[start]
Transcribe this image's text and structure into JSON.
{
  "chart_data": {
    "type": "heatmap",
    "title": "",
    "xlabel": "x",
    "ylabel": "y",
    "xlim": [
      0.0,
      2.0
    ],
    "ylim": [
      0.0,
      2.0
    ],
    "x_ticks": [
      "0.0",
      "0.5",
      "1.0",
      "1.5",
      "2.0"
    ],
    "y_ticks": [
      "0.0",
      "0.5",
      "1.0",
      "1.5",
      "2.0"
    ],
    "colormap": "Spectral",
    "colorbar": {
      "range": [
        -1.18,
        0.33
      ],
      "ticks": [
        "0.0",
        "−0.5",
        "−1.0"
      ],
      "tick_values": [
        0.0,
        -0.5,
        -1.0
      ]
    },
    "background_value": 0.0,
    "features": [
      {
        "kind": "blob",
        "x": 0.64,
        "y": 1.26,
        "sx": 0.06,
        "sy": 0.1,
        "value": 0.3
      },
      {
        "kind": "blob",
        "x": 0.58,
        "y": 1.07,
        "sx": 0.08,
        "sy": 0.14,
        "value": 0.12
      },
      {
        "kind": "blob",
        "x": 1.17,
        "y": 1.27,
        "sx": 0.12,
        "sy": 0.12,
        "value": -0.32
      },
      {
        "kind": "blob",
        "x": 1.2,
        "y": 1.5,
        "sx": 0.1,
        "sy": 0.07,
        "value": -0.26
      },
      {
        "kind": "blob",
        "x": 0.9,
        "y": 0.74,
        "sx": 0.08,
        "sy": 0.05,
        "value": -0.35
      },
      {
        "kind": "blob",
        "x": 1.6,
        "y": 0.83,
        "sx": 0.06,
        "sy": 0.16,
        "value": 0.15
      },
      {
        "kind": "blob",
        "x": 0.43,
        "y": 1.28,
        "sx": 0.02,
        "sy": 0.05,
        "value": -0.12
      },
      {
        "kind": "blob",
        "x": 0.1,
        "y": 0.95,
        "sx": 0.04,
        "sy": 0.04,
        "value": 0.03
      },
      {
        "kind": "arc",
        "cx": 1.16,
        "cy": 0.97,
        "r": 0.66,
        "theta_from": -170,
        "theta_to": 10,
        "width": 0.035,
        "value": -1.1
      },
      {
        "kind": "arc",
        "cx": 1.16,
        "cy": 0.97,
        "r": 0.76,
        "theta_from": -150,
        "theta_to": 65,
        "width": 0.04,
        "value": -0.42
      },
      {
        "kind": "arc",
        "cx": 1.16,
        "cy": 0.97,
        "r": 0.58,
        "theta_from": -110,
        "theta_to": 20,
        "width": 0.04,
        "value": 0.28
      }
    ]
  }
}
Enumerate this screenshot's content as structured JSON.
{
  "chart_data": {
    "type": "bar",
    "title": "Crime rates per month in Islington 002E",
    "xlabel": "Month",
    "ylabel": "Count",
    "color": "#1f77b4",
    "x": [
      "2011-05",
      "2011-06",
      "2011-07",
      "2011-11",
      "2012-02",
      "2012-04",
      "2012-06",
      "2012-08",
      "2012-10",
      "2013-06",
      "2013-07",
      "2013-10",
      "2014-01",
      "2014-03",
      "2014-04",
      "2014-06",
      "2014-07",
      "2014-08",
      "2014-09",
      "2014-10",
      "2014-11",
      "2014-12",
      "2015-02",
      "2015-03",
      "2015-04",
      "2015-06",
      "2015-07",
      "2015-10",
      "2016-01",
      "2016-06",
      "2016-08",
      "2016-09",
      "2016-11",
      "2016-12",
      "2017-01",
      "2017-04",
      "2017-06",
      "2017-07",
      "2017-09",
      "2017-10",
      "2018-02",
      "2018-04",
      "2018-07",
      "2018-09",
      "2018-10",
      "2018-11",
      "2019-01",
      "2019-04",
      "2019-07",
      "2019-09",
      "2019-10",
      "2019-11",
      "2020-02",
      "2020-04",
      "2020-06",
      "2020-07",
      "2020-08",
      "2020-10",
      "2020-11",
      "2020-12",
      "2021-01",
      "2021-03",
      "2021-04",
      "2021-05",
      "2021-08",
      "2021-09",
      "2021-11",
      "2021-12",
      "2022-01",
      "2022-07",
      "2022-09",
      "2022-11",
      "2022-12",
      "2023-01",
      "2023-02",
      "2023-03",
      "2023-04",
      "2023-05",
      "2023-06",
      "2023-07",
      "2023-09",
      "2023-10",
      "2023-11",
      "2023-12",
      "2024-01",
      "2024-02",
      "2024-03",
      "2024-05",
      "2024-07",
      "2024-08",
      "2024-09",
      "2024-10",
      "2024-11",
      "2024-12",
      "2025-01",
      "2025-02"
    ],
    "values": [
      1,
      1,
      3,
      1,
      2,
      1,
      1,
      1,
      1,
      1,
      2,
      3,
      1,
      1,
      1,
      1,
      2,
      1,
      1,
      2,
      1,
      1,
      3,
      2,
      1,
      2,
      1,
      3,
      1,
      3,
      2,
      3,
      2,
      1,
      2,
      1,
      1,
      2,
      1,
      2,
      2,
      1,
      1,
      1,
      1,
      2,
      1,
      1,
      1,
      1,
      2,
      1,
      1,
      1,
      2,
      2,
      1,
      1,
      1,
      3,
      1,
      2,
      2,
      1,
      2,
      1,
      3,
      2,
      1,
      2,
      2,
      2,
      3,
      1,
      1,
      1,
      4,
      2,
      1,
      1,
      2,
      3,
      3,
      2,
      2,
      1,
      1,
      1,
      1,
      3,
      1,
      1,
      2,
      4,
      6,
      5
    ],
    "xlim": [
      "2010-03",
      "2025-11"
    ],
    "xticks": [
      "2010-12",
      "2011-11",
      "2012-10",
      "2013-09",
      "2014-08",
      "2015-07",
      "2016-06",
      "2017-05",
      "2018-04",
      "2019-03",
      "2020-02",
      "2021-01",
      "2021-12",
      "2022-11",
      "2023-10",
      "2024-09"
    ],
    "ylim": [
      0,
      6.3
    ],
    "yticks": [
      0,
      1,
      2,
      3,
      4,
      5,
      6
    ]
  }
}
[end]
Print the whole listing exactly as it is.

Transcribe this image's text and structure into JSON.
{
  "chart_data": {
    "type": "heatmap",
    "title": "",
    "xlabel": "x",
    "ylabel": "y",
    "xlim": [
      0.0,
      2.0
    ],
    "ylim": [
      0.0,
      2.0
    ],
    "x_ticks": [
      "0.0",
      "0.5",
      "1.0",
      "1.5",
      "2.0"
    ],
    "y_ticks": [
      "0.0",
      "0.5",
      "1.0",
      "1.5",
      "2.0"
    ],
    "colormap": "Spectral",
    "colorbar": {
      "range": [
        -1.18,
        0.33
      ],
      "ticks": [
        "0.0",
        "−0.5",
        "−1.0"
      ],
      "tick_values": [
        0.0,
        -0.5,
        -1.0
      ]
    },
    "background_value": 0.0,
    "features": [
      {
        "kind": "blob",
        "x": 0.64,
        "y": 1.26,
        "sx": 0.06,
        "sy": 0.1,
        "value": 0.3
      },
      {
        "kind": "blob",
        "x": 0.58,
        "y": 1.07,
        "sx": 0.08,
        "sy": 0.14,
        "value": 0.12
      },
      {
        "kind": "blob",
        "x": 1.17,
        "y": 1.27,
        "sx": 0.12,
        "sy": 0.12,
        "value": -0.32
      },
      {
        "kind": "blob",
        "x": 1.2,
        "y": 1.5,
        "sx": 0.1,
        "sy": 0.07,
        "value": -0.26
      },
      {
        "kind": "blob",
        "x": 0.9,
        "y": 0.74,
        "sx": 0.08,
        "sy": 0.05,
        "value": -0.35
      },
      {
        "kind": "blob",
        "x": 1.6,
        "y": 0.83,
        "sx": 0.06,
        "sy": 0.16,
        "value": 0.15
      },
      {
        "kind": "blob",
        "x": 0.43,
        "y": 1.28,
        "sx": 0.02,
        "sy": 0.05,
        "value": -0.12
      },
      {
        "kind": "blob",
        "x": 0.1,
        "y": 0.95,
        "sx": 0.04,
        "sy": 0.04,
        "value": 0.03
      },
      {
        "kind": "arc",
        "cx": 1.16,
        "cy": 0.97,
        "r": 0.66,
        "theta_from": -170,
        "theta_to": 10,
        "width": 0.035,
        "value": -1.1
      },
      {
        "kind": "arc",
        "cx": 1.16,
        "cy": 0.97,
        "r": 0.76,
        "theta_from": -150,
        "theta_to": 65,
        "width": 0.04,
        "value": -0.42
      },
      {
        "kind": "arc",
        "cx": 1.16,
        "cy": 0.97,
        "r": 0.58,
        "theta_from": -110,
        "theta_to": 20,
        "width": 0.04,
        "value": 0.28
      }
    ]
  }
}
Enumerate this screenshot's content as structured JSON.
{
  "chart_data": {
    "type": "bar",
    "title": "Crime rates per month in Islington 002E",
    "xlabel": "Month",
    "ylabel": "Count",
    "color": "#1f77b4",
    "x": [
      "2011-05",
      "2011-06",
      "2011-07",
      "2011-11",
      "2012-02",
      "2012-04",
      "2012-06",
      "2012-08",
      "2012-10",
      "2013-06",
      "2013-07",
      "2013-10",
      "2014-01",
      "2014-03",
      "2014-04",
      "2014-06",
      "2014-07",
      "2014-08",
      "2014-09",
      "2014-10",
      "2014-11",
      "2014-12",
      "2015-02",
      "2015-03",
      "2015-04",
      "2015-06",
      "2015-07",
      "2015-10",
      "2016-01",
      "2016-06",
      "2016-08",
      "2016-09",
      "2016-11",
      "2016-12",
      "2017-01",
      "2017-04",
      "2017-06",
      "2017-07",
      "2017-09",
      "2017-10",
      "2018-02",
      "2018-04",
      "2018-07",
      "2018-09",
      "2018-10",
      "2018-11",
      "2019-01",
      "2019-04",
      "2019-07",
      "2019-09",
      "2019-10",
      "2019-11",
      "2020-02",
      "2020-04",
      "2020-06",
      "2020-07",
      "2020-08",
      "2020-10",
      "2020-11",
      "2020-12",
      "2021-01",
      "2021-03",
      "2021-04",
      "2021-05",
      "2021-08",
      "2021-09",
      "2021-11",
      "2021-12",
      "2022-01",
      "2022-07",
      "2022-09",
      "2022-11",
      "2022-12",
      "2023-01",
      "2023-02",
      "2023-03",
      "2023-04",
      "2023-05",
      "2023-06",
      "2023-07",
      "2023-09",
      "2023-10",
      "2023-11",
      "2023-12",
      "2024-01",
      "2024-02",
      "2024-03",
      "2024-05",
      "2024-07",
      "2024-08",
      "2024-09",
      "2024-10",
      "2024-11",
      "2024-12",
      "2025-01",
      "2025-02"
    ],
    "values": [
      1,
      1,
      3,
      1,
      2,
      1,
      1,
      1,
      1,
      1,
      2,
      3,
      1,
      1,
      1,
      1,
      2,
      1,
      1,
      2,
      1,
      1,
      3,
      2,
      1,
      2,
      1,
      3,
      1,
      3,
      2,
      3,
      2,
      1,
      2,
      1,
      1,
      2,
      1,
      2,
      2,
      1,
      1,
      1,
      1,
      2,
      1,
      1,
      1,
      1,
      2,
      1,
      1,
      1,
      2,
      2,
      1,
      1,
      1,
      3,
      1,
      2,
      2,
      1,
      2,
      1,
      3,
      2,
      1,
      2,
      2,
      2,
      3,
      1,
      1,
      1,
      4,
      2,
      1,
      1,
      2,
      3,
      3,
      2,
      2,
      1,
      1,
      1,
      1,
      3,
      1,
      1,
      2,
      4,
      6,
      5
    ],
    "xlim": [
      "2010-03",
      "2025-11"
    ],
    "xticks": [
      "2010-12",
      "2011-11",
      "2012-10",
      "2013-09",
      "2014-08",
      "2015-07",
      "2016-06",
      "2017-05",
      "2018-04",
      "2019-03",
      "2020-02",
      "2021-01",
      "2021-12",
      "2022-11",
      "2023-10",
      "2024-09"
    ],
    "ylim": [
      0,
      6.3
    ],
    "yticks": [
      0,
      1,
      2,
      3,
      4,
      5,
      6
    ]
  }
}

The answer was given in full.